Figure content listings:
* START *
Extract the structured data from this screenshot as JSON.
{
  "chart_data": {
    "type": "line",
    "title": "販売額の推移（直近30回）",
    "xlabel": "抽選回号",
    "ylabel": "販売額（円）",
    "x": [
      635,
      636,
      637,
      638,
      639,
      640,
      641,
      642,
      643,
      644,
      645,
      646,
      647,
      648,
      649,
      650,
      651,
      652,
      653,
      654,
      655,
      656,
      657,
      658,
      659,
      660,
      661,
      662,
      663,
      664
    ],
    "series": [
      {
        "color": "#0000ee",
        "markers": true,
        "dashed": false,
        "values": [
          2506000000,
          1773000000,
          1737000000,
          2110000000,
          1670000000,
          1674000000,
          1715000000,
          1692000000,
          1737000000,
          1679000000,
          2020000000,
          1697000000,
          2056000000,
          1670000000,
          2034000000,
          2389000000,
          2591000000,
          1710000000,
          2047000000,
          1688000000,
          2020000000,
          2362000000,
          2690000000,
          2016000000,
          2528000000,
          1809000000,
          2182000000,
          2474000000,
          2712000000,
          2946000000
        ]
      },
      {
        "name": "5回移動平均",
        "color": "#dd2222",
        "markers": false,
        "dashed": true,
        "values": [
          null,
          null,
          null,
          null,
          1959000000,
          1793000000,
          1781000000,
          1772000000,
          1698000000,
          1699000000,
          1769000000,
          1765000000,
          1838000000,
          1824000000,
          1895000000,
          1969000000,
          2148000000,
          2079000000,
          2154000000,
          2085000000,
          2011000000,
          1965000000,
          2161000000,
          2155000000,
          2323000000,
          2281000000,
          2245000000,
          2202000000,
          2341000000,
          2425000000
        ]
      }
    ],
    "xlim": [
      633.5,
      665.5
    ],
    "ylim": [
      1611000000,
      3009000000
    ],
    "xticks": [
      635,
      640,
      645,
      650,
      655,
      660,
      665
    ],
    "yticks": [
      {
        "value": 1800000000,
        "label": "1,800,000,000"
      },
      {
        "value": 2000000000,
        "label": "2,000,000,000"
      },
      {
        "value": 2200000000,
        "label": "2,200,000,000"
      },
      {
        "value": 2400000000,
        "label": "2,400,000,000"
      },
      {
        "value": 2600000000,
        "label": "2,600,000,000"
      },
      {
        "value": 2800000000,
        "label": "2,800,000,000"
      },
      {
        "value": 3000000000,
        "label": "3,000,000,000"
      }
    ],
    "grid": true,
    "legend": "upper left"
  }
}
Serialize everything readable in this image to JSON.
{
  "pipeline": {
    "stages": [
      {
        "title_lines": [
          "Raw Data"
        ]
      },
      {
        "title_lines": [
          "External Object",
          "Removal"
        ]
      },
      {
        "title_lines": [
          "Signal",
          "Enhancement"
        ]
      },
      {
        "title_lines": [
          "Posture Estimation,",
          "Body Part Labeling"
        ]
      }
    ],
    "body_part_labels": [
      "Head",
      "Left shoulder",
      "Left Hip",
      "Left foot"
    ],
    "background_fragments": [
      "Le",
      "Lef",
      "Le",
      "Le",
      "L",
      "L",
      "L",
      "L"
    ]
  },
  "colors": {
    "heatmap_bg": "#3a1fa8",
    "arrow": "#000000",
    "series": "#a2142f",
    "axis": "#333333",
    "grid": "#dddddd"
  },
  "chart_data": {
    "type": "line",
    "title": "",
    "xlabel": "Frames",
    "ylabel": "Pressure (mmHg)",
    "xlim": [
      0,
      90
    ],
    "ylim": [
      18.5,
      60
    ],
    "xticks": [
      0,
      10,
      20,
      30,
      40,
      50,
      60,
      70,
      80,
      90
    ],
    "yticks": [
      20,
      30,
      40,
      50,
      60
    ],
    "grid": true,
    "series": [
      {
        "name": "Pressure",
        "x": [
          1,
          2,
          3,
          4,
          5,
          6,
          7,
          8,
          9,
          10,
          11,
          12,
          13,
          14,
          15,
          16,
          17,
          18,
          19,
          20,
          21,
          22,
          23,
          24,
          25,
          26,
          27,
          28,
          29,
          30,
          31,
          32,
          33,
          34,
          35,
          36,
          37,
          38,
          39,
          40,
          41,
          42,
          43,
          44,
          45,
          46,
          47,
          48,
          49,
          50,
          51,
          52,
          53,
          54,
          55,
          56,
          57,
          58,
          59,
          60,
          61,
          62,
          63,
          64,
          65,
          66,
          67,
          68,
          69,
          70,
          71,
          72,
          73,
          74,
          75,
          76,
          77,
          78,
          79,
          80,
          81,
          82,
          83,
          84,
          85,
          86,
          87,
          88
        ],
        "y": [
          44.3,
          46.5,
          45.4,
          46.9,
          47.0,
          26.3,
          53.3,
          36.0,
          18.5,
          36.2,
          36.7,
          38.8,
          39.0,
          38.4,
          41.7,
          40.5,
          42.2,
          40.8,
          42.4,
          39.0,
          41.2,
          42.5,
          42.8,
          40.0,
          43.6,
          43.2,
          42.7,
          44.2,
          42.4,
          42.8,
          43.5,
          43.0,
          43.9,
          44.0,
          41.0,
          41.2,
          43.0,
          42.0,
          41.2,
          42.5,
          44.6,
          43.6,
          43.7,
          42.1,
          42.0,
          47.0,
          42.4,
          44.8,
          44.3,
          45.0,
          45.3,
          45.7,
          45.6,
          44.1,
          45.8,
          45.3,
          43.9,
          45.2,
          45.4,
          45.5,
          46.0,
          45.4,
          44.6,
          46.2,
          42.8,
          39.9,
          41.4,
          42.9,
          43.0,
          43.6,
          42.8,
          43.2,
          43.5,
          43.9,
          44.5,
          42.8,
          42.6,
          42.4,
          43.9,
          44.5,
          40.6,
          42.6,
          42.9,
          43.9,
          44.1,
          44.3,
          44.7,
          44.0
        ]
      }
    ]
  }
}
* END *
* START *
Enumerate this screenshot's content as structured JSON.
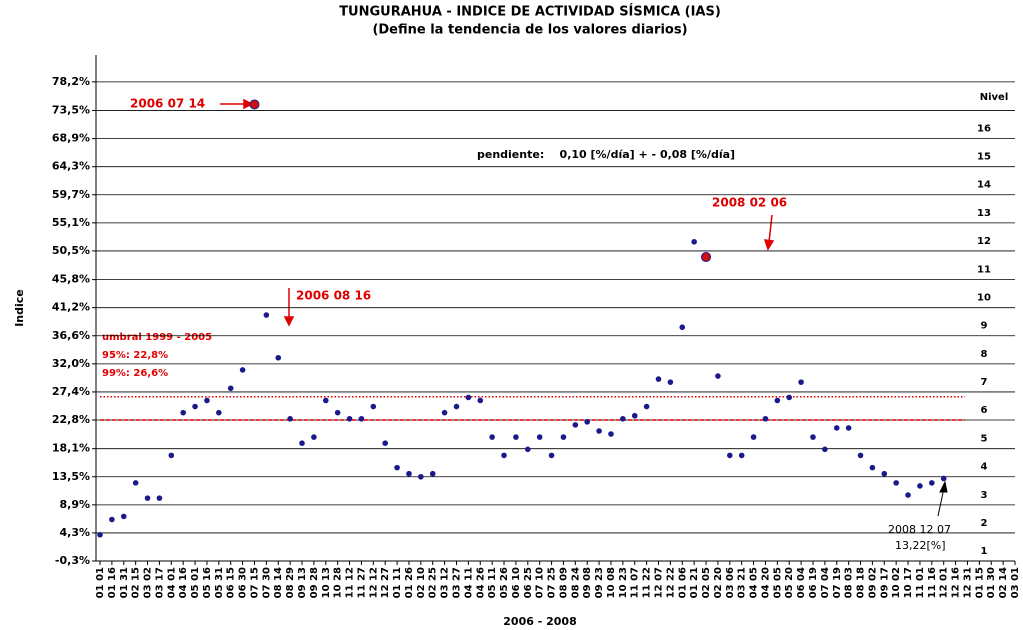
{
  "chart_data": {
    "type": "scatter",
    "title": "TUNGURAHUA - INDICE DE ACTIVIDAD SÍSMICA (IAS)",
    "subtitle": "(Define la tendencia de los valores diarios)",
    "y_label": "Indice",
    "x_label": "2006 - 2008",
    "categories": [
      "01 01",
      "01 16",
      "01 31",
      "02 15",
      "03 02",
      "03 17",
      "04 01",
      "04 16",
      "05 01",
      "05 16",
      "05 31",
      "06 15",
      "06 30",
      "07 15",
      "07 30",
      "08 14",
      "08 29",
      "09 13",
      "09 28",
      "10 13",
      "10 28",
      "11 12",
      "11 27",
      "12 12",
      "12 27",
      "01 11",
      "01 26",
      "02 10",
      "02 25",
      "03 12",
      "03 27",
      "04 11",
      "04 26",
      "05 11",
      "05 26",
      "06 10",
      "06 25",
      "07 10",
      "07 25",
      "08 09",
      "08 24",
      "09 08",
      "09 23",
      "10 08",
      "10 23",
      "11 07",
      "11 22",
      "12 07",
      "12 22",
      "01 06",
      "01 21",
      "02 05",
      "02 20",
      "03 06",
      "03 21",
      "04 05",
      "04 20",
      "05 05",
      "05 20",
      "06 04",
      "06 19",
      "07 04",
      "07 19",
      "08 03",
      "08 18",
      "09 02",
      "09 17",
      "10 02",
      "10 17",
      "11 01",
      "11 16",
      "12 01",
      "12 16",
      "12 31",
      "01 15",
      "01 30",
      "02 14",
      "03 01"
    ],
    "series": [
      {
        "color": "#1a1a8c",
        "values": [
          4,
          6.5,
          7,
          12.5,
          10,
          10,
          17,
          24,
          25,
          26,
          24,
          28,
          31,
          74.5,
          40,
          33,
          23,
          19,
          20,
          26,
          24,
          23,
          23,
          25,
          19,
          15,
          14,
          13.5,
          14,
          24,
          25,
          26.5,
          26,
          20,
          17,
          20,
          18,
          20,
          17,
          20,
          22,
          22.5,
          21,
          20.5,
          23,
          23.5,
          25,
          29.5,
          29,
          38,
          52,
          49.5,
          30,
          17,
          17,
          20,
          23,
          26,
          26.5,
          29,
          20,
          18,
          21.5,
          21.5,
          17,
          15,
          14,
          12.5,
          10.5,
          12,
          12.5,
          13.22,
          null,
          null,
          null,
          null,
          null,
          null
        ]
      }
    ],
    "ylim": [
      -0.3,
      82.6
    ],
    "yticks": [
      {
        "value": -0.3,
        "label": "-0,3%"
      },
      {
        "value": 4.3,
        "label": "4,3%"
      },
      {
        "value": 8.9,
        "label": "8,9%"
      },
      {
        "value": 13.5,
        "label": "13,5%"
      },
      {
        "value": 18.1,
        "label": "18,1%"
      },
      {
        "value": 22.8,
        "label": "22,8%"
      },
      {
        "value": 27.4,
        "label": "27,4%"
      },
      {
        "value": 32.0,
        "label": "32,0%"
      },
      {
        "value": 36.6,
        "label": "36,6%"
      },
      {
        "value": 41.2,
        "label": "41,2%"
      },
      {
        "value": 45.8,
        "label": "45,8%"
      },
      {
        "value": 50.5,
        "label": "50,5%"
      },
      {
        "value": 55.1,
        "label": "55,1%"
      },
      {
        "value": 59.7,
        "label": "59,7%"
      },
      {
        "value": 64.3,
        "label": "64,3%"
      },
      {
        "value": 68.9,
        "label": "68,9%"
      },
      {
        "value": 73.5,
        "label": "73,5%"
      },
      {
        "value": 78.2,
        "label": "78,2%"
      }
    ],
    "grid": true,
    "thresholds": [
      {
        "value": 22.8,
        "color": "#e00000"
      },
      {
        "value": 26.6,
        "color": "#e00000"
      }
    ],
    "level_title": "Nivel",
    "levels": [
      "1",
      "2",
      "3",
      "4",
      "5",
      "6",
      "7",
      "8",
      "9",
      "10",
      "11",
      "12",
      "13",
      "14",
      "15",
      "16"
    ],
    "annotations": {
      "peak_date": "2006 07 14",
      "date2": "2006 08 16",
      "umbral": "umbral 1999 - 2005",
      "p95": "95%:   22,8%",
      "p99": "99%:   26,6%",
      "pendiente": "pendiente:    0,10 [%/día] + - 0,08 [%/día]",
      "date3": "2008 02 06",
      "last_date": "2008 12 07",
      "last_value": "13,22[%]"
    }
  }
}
* END *
» PROBLEM DESCRIPTION
Each line in the listing above that contains "screenshot" should be copied.

» ANSWER FOR THIS EXERCISE
Extract the structured data from this screenshot as JSON.
Enumerate this screenshot's content as structured JSON.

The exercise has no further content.